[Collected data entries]
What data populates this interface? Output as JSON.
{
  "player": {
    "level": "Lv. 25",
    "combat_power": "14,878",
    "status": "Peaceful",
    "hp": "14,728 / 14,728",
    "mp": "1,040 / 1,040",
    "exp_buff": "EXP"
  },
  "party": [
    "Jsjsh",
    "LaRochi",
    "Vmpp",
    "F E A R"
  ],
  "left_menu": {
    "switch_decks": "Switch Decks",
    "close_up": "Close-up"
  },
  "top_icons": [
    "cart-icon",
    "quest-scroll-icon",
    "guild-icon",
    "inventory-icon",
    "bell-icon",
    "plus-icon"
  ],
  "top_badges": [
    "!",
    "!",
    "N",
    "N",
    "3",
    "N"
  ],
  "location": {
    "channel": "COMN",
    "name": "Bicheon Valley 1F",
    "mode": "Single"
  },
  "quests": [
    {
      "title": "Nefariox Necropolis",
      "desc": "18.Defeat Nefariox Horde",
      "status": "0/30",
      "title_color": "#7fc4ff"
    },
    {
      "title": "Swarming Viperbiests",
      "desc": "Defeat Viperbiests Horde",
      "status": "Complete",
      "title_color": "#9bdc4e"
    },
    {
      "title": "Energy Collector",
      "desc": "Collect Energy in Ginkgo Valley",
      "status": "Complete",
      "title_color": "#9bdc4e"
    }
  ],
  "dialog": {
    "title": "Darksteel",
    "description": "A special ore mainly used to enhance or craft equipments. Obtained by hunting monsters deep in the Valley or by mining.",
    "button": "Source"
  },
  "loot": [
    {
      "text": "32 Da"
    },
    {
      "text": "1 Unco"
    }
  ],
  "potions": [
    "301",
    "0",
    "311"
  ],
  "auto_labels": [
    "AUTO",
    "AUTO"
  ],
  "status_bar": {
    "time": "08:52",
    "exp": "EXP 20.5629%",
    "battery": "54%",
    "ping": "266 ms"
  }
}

**Written task**. In the material above, find each line that contains the word "Defeat", and select it.

**Task result**.
      "desc": "18.Defeat Nefariox Horde",
      "desc": "Defeat Viperbiests Horde",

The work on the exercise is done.